Identify every line in the records below that contains the word "this", and copy each of those lines.

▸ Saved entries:
________

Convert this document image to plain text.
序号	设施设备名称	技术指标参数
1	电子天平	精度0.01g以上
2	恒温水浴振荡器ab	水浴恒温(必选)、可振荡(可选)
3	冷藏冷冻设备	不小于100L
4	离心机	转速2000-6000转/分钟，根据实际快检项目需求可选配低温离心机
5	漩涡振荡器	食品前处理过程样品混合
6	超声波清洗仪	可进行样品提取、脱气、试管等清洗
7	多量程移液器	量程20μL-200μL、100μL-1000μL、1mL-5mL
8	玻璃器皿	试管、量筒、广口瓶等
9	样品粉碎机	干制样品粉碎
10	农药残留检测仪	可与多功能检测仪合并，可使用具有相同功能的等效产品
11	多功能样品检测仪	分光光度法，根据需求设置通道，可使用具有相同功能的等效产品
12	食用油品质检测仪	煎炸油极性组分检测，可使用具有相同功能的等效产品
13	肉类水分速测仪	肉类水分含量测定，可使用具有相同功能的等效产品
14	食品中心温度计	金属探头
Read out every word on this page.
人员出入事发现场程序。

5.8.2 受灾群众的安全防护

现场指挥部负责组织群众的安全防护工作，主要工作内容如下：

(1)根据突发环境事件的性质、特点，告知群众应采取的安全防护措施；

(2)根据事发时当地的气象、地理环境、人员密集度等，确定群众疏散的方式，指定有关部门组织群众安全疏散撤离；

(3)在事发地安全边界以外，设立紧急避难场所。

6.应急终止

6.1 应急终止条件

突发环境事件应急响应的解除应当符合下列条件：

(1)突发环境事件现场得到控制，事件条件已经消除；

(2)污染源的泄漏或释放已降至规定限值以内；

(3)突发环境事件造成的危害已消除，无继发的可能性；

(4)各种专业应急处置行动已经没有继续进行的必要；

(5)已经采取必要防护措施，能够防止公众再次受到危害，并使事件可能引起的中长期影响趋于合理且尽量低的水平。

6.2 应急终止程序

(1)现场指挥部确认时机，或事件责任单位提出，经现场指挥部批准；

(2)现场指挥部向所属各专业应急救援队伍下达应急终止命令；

________

▸ CORRECT ANSWER:
Convert this document image to plain text.
Read out every word on this page.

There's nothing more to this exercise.